→ Aim of the task
Each record below should be output verbatim, without pictures.

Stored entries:
+ + +
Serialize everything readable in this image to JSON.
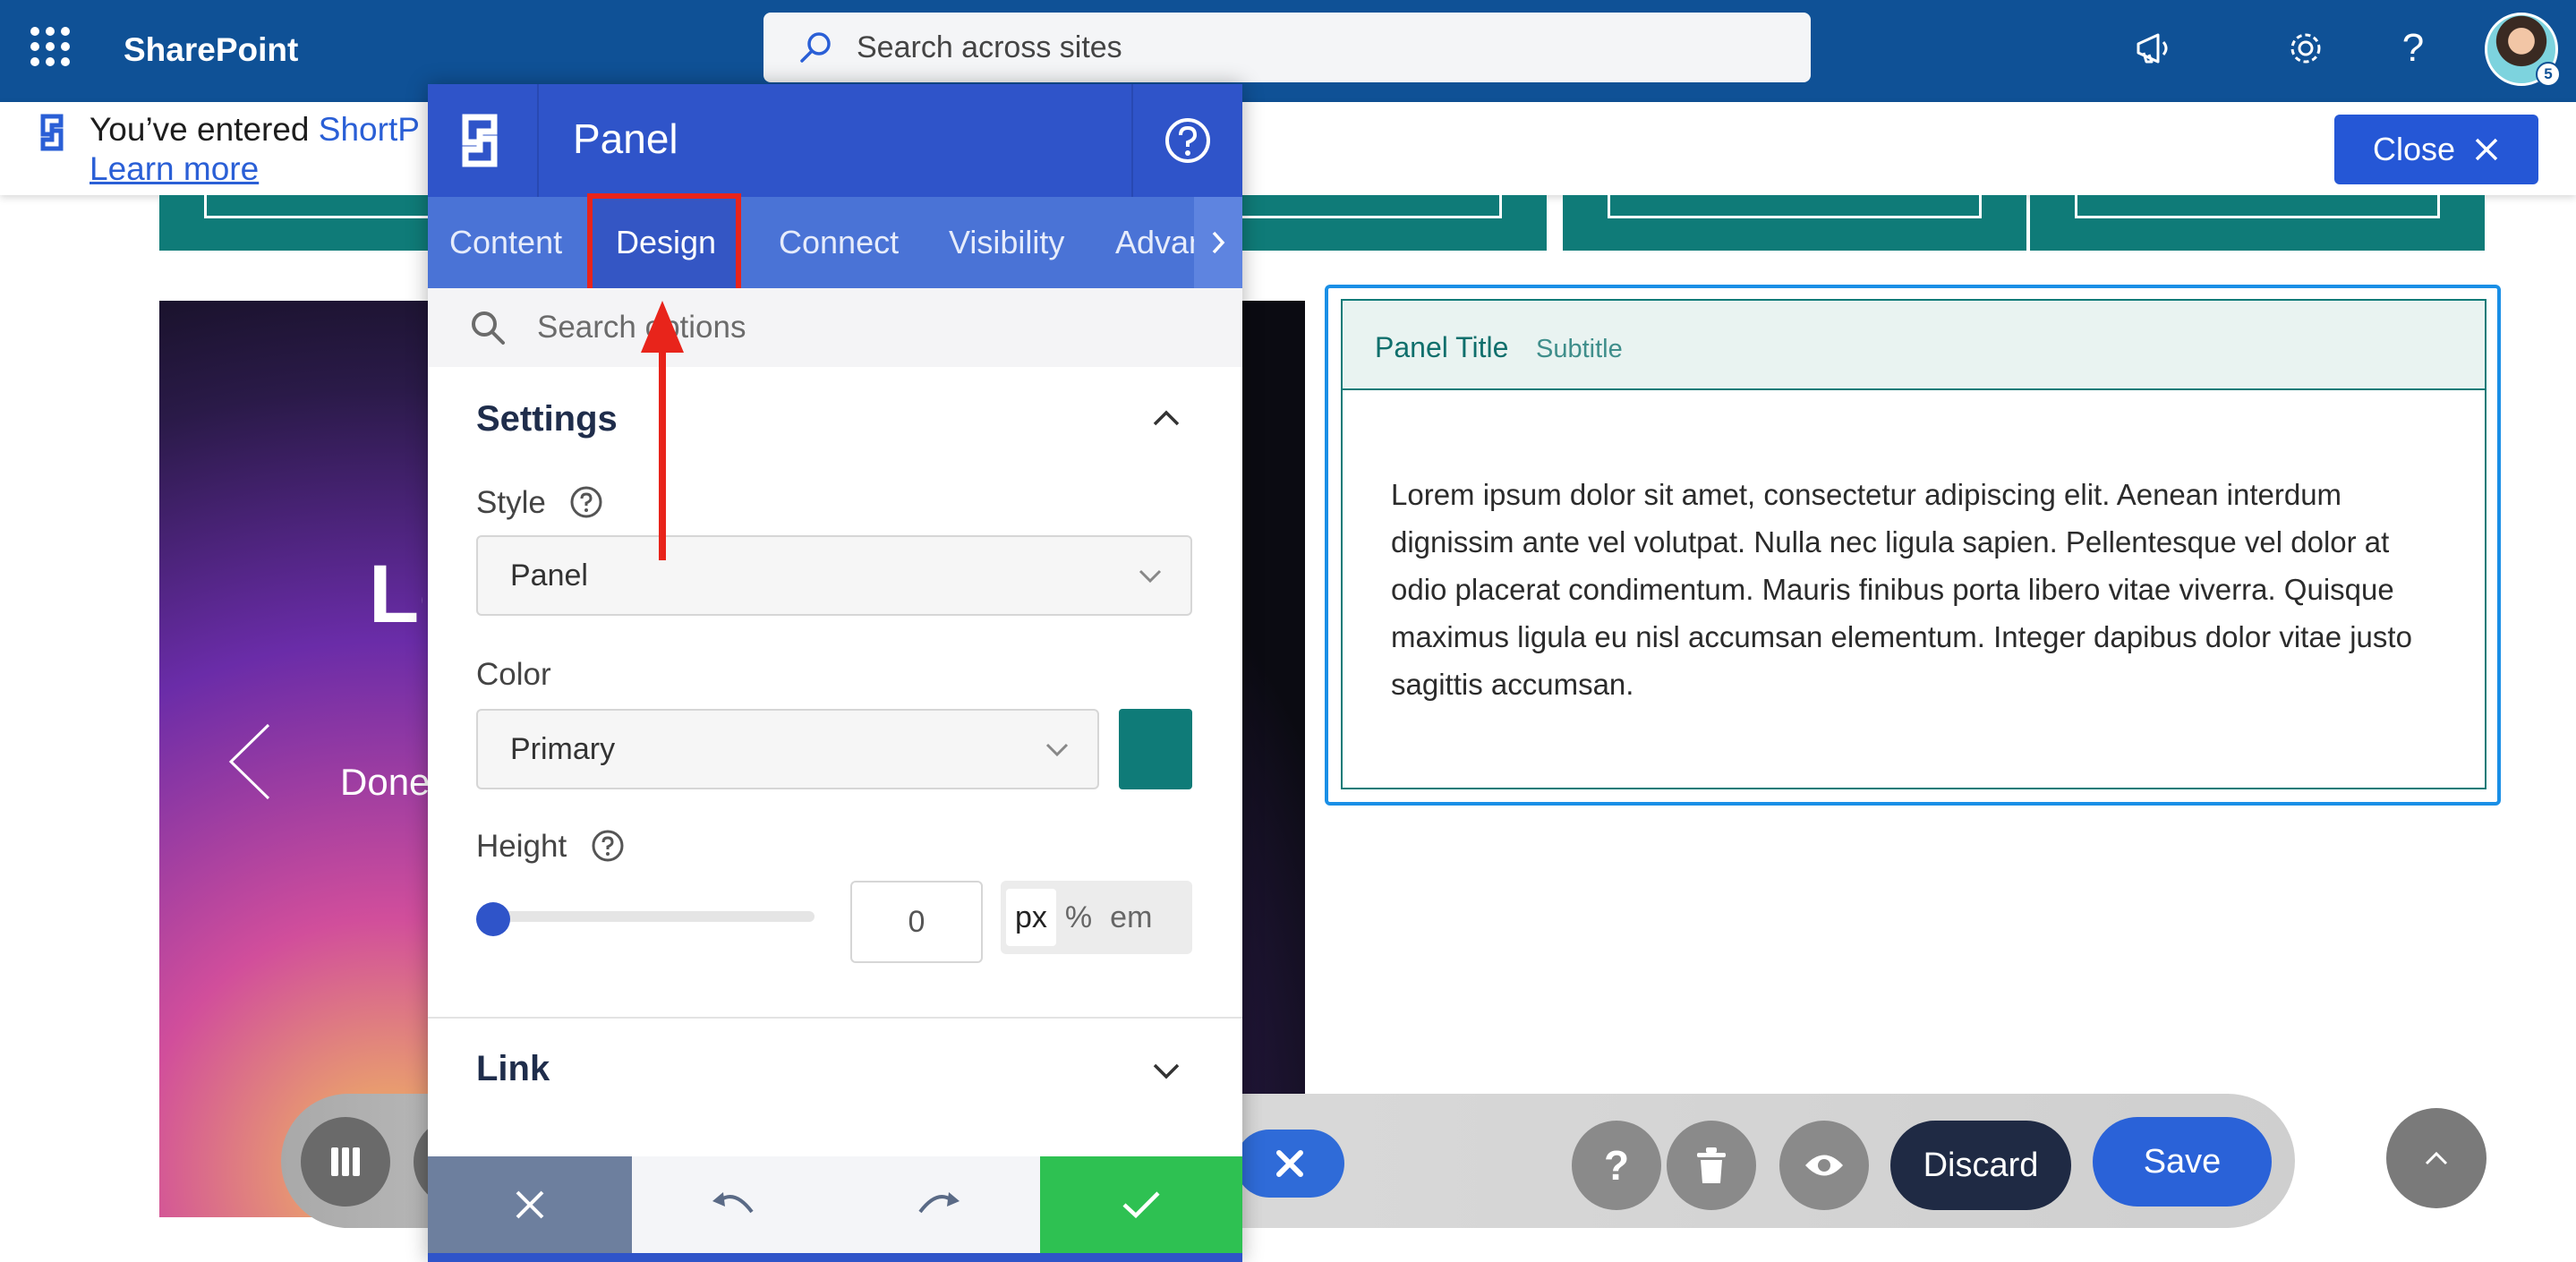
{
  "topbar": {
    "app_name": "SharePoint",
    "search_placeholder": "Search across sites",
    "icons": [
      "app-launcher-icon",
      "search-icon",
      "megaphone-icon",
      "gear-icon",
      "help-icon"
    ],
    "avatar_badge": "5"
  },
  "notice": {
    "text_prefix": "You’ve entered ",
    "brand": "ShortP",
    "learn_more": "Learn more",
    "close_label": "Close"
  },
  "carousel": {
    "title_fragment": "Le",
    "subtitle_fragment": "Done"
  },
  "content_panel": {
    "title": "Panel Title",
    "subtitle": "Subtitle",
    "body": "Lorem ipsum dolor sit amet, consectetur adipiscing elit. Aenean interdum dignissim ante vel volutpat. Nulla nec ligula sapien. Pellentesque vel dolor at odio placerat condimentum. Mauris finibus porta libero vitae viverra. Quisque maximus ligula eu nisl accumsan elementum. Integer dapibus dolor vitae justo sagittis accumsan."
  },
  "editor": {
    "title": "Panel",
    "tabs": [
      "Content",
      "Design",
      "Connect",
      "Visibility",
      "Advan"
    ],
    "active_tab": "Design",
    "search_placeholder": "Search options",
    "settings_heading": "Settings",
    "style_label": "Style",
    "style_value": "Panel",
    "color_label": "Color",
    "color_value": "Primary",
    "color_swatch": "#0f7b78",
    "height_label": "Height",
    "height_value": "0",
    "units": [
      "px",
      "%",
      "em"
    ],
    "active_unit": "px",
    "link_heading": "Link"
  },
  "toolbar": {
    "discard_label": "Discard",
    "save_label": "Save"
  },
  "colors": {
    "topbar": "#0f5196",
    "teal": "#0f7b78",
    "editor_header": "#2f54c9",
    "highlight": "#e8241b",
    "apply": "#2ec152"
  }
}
+ + +
→ Answer to the problem
Serialize everything readable in this image to JSON.
{
  "topbar": {
    "app_name": "SharePoint",
    "search_placeholder": "Search across sites",
    "icons": [
      "app-launcher-icon",
      "search-icon",
      "megaphone-icon",
      "gear-icon",
      "help-icon"
    ],
    "avatar_badge": "5"
  },
  "notice": {
    "text_prefix": "You’ve entered ",
    "brand": "ShortP",
    "learn_more": "Learn more",
    "close_label": "Close"
  },
  "carousel": {
    "title_fragment": "Le",
    "subtitle_fragment": "Done"
  },
  "content_panel": {
    "title": "Panel Title",
    "subtitle": "Subtitle",
    "body": "Lorem ipsum dolor sit amet, consectetur adipiscing elit. Aenean interdum dignissim ante vel volutpat. Nulla nec ligula sapien. Pellentesque vel dolor at odio placerat condimentum. Mauris finibus porta libero vitae viverra. Quisque maximus ligula eu nisl accumsan elementum. Integer dapibus dolor vitae justo sagittis accumsan."
  },
  "editor": {
    "title": "Panel",
    "tabs": [
      "Content",
      "Design",
      "Connect",
      "Visibility",
      "Advan"
    ],
    "active_tab": "Design",
    "search_placeholder": "Search options",
    "settings_heading": "Settings",
    "style_label": "Style",
    "style_value": "Panel",
    "color_label": "Color",
    "color_value": "Primary",
    "color_swatch": "#0f7b78",
    "height_label": "Height",
    "height_value": "0",
    "units": [
      "px",
      "%",
      "em"
    ],
    "active_unit": "px",
    "link_heading": "Link"
  },
  "toolbar": {
    "discard_label": "Discard",
    "save_label": "Save"
  },
  "colors": {
    "topbar": "#0f5196",
    "teal": "#0f7b78",
    "editor_header": "#2f54c9",
    "highlight": "#e8241b",
    "apply": "#2ec152"
  }
}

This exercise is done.